» INSTRUCTION: Show, in full, each line of the data that contains "LeBron".

» DATA SUPPLIED:
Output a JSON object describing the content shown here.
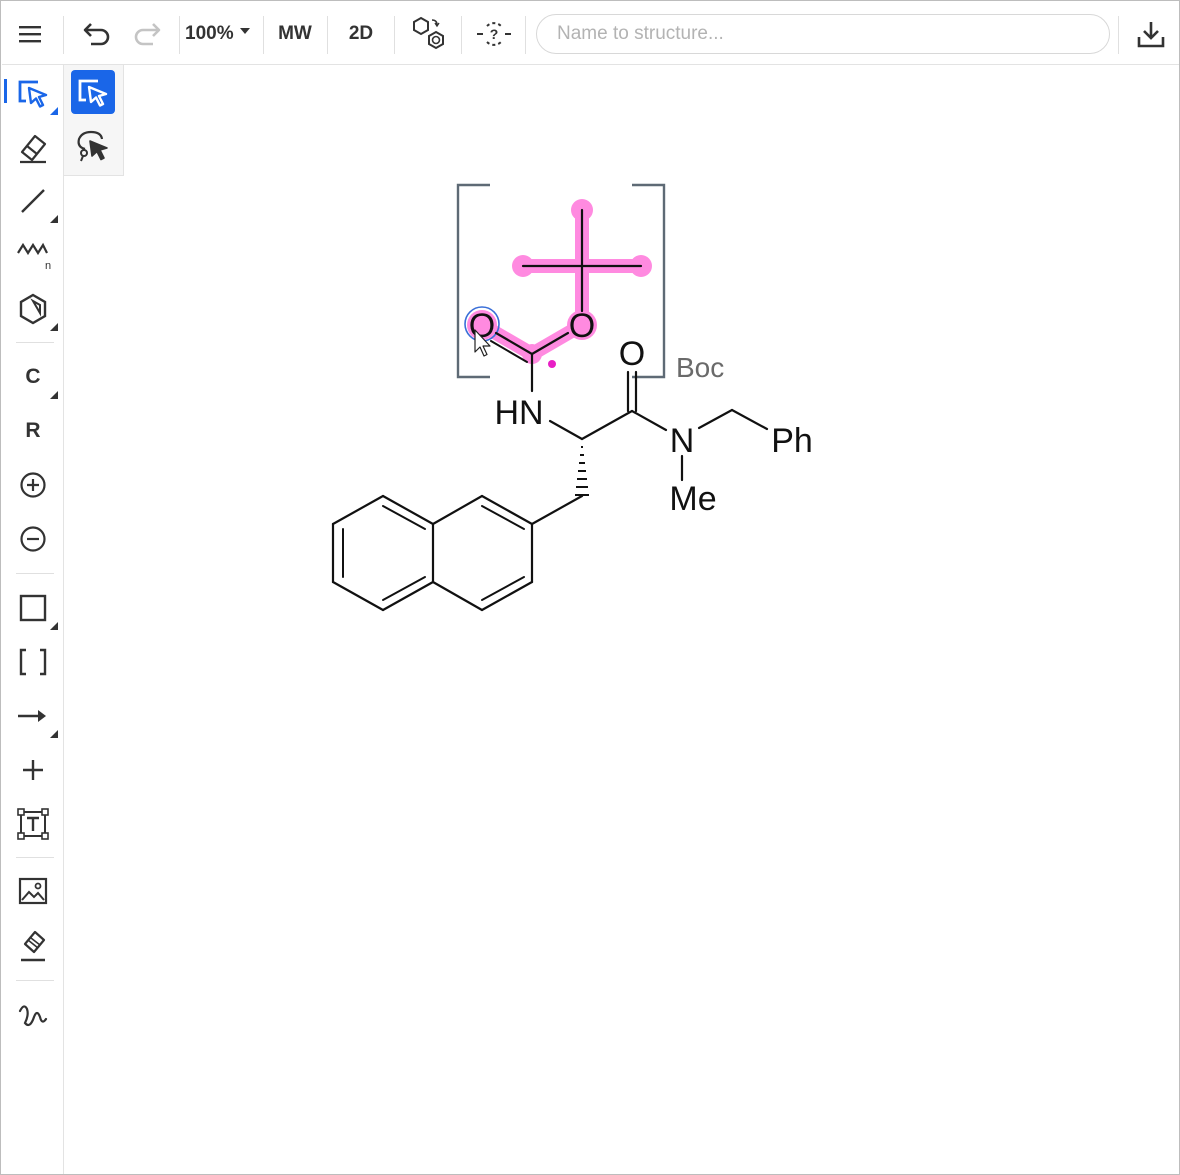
{
  "toolbar": {
    "zoom": "100%",
    "mw_label": "MW",
    "layout_label": "2D",
    "search_placeholder": "Name to structure..."
  },
  "left_tools": {
    "carbon_label": "C",
    "rgroup_label": "R"
  },
  "canvas": {
    "atoms": {
      "o_carbonyl_boc": "O",
      "o_ether_boc": "O",
      "o_amide": "O",
      "hn": "HN",
      "n_amide": "N",
      "me": "Me",
      "ph": "Ph"
    },
    "sgroup_label": "Boc"
  },
  "colors": {
    "accent": "#1a66e8",
    "highlight": "#ff8ae0",
    "highlight_dot": "#e81fc5",
    "bracket": "#5e6a75"
  }
}
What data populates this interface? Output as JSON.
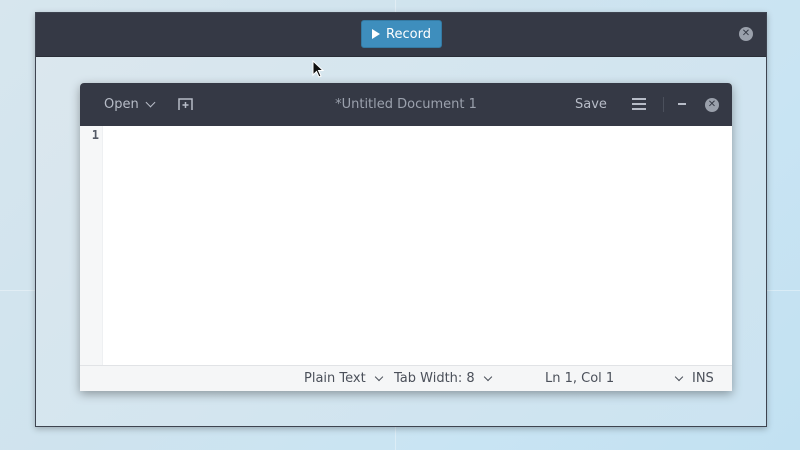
{
  "recorder": {
    "record_label": "Record"
  },
  "editor": {
    "open_label": "Open",
    "title": "*Untitled Document 1",
    "save_label": "Save",
    "line_numbers": [
      "1"
    ]
  },
  "status_bar": {
    "language": "Plain Text",
    "tab_width": "Tab Width: 8",
    "position": "Ln 1, Col 1",
    "mode": "INS"
  },
  "icons": {
    "play": "play-icon",
    "close": "close-icon",
    "new_tab": "new-tab-icon",
    "menu": "hamburger-menu-icon",
    "minimize": "minimize-icon",
    "chevron": "chevron-down-icon",
    "pointer": "mouse-pointer-icon"
  },
  "colors": {
    "record_button": "#3e8ebd",
    "titlebar": "#353945",
    "desktop": "#c9e4f3"
  }
}
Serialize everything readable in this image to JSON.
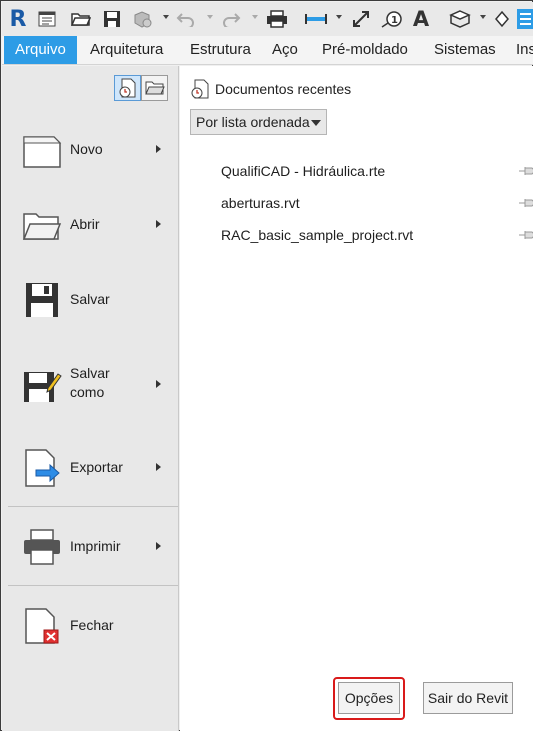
{
  "toolbar": {
    "app_logo": "R",
    "icons": [
      "revit-logo-icon",
      "properties-icon",
      "open-icon",
      "save-icon",
      "sync-icon",
      "undo-icon",
      "redo-icon",
      "print-icon",
      "measure-icon",
      "dimension-icon",
      "tag-icon",
      "text-icon",
      "3d-view-icon",
      "section-icon",
      "switch-windows-icon"
    ],
    "text_icon_label": "A",
    "tag_icon_label": "1"
  },
  "tabs": [
    {
      "label": "Arquivo",
      "active": true
    },
    {
      "label": "Arquitetura"
    },
    {
      "label": "Estrutura"
    },
    {
      "label": "Aço"
    },
    {
      "label": "Pré-moldado"
    },
    {
      "label": "Sistemas"
    },
    {
      "label": "Ins"
    }
  ],
  "left_menu": {
    "items": [
      {
        "label": "Novo",
        "icon": "new-document-icon",
        "has_submenu": true
      },
      {
        "label": "Abrir",
        "icon": "open-folder-icon",
        "has_submenu": true
      },
      {
        "label": "Salvar",
        "icon": "save-icon",
        "has_submenu": false
      },
      {
        "label": "Salvar\ncomo",
        "line1": "Salvar",
        "line2": "como",
        "icon": "save-as-icon",
        "has_submenu": true
      },
      {
        "label": "Exportar",
        "icon": "export-icon",
        "has_submenu": true
      },
      {
        "label": "Imprimir",
        "icon": "print-icon",
        "has_submenu": true
      },
      {
        "label": "Fechar",
        "icon": "close-document-icon",
        "has_submenu": false
      }
    ]
  },
  "recent": {
    "header": "Documentos recentes",
    "sort_selected": "Por lista ordenada",
    "files": [
      "QualifiCAD - Hidráulica.rte",
      "aberturas.rvt",
      "RAC_basic_sample_project.rvt"
    ]
  },
  "footer": {
    "options_label": "Opções",
    "exit_label": "Sair do Revit"
  },
  "colors": {
    "accent": "#2d9ce6",
    "highlight": "#d91a1a"
  }
}
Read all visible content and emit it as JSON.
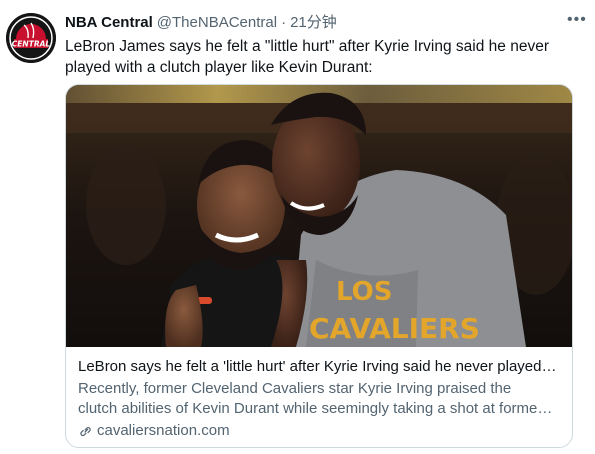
{
  "author": {
    "display_name": "NBA Central",
    "handle": "@TheNBACentral",
    "separator": "·",
    "time": "21分钟",
    "avatar_icon": "nba-central-logo",
    "avatar_text": "CENTRAL"
  },
  "more_icon": "ellipsis-icon",
  "tweet": {
    "text": "LeBron James says he felt a \"little hurt\" after Kyrie Irving said he never played with a clutch player like Kevin Durant:"
  },
  "card": {
    "image_desc": "photo",
    "image_text": [
      "LOS",
      "CAVALIERS"
    ],
    "title": "LeBron says he felt a 'little hurt' after Kyrie Irving said he never played…",
    "description_line1": "Recently, former Cleveland Cavaliers star Kyrie Irving praised the",
    "description_line2": "clutch abilities of Kevin Durant while seemingly taking a shot at forme…",
    "domain": "cavaliersnation.com",
    "link_icon": "link-icon"
  },
  "colors": {
    "text": "#0f1419",
    "secondary": "#536471",
    "border": "#cfd9de",
    "logo_red": "#c8102e"
  }
}
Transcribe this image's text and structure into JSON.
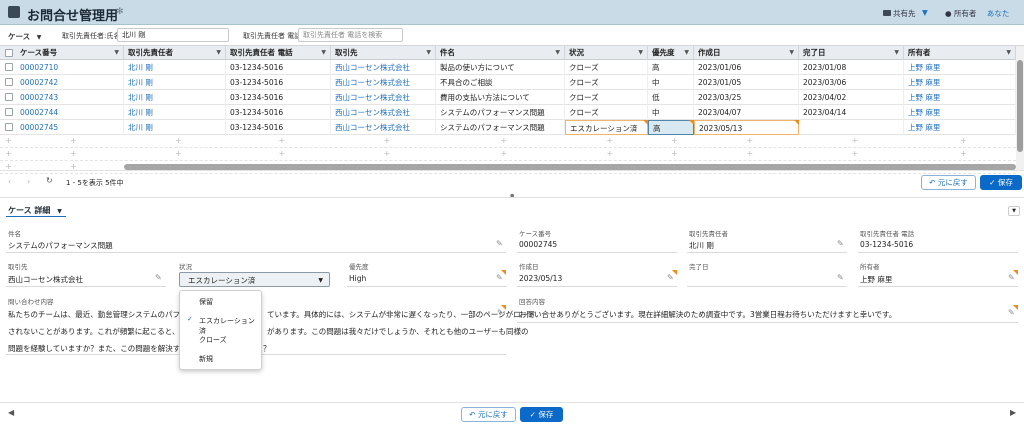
{
  "header": {
    "title": "お問合せ管理用",
    "shared_label": "共有先",
    "owner_label": "所有者",
    "owner_value": "あなた"
  },
  "toolbar": {
    "view_label": "ケース",
    "name_filter_label": "取引先責任者:氏名",
    "name_filter_value": "北川 剛",
    "phone_filter_label": "取引先責任者 電話",
    "phone_filter_placeholder": "取引先責任者 電話を検索"
  },
  "table": {
    "columns": [
      "ケース番号",
      "取引先責任者",
      "取引先責任者 電話",
      "取引先",
      "件名",
      "状況",
      "優先度",
      "作成日",
      "完了日",
      "所有者"
    ],
    "rows": [
      [
        "00002710",
        "北川 剛",
        "03-1234-5016",
        "西山コーセン株式会社",
        "製品の使い方について",
        "クローズ",
        "高",
        "2023/01/06",
        "2023/01/08",
        "上野 麻里"
      ],
      [
        "00002742",
        "北川 剛",
        "03-1234-5016",
        "西山コーセン株式会社",
        "不具合のご相談",
        "クローズ",
        "中",
        "2023/01/05",
        "2023/03/06",
        "上野 麻里"
      ],
      [
        "00002743",
        "北川 剛",
        "03-1234-5016",
        "西山コーセン株式会社",
        "費用の支払い方法について",
        "クローズ",
        "低",
        "2023/03/25",
        "2023/04/02",
        "上野 麻里"
      ],
      [
        "00002744",
        "北川 剛",
        "03-1234-5016",
        "西山コーセン株式会社",
        "システムのパフォーマンス問題",
        "クローズ",
        "中",
        "2023/04/07",
        "2023/04/14",
        "上野 麻里"
      ],
      [
        "00002745",
        "北川 剛",
        "03-1234-5016",
        "西山コーセン株式会社",
        "システムのパフォーマンス問題",
        "エスカレーション済",
        "高",
        "2023/05/13",
        "",
        "上野 麻里"
      ]
    ]
  },
  "pager": {
    "status": "1 - 5を表示 5件中",
    "revert_label": "元に戻す",
    "save_label": "保存"
  },
  "details": {
    "title": "ケース 詳細",
    "subject_label": "件名",
    "subject_value": "システムのパフォーマンス問題",
    "case_no_label": "ケース番号",
    "case_no_value": "00002745",
    "contact_label": "取引先責任者",
    "contact_value": "北川 剛",
    "contact_phone_label": "取引先責任者 電話",
    "contact_phone_value": "03-1234-5016",
    "account_label": "取引先",
    "account_value": "西山コーセン株式会社",
    "status_label": "状況",
    "status_value": "エスカレーション済",
    "priority_label": "優先度",
    "priority_value": "High",
    "created_label": "作成日",
    "created_value": "2023/05/13",
    "closed_label": "完了日",
    "closed_value": "",
    "owner_label": "所有者",
    "owner_value": "上野 麻里",
    "inquiry_label": "問い合わせ内容",
    "inquiry_line1a": "私たちのチームは、最近、勤怠管理システムのパフォー",
    "inquiry_line1b": "ています。具体的には、システムが非常に遅くなったり、一部のページがロード",
    "inquiry_line2a": "されないことがあります。これが頻繁に起こると、我々",
    "inquiry_line2b": "があります。この問題は我々だけでしょうか、それとも他のユーザーも同様の",
    "inquiry_line3a": "問題を経験していますか？また、この問題を解決するた",
    "inquiry_line3b": "？",
    "answer_label": "回答内容",
    "answer_value": "お問い合せありがとうございます。現在詳細解決のため調査中です。3営業日程お待ちいただけますと幸いです。"
  },
  "status_options": [
    "保留",
    "エスカレーション済",
    "クローズ",
    "新規"
  ],
  "bottom": {
    "revert_label": "元に戻す",
    "save_label": "保存"
  }
}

» RESPONSE FOR THIS EXERCISE:
    "text": "LeBron James says he felt a \"little hurt\" after Kyrie Irving said he never played with a clutch player like Kevin Durant:"
    "title": "LeBron says he felt a 'little hurt' after Kyrie Irving said he never played…",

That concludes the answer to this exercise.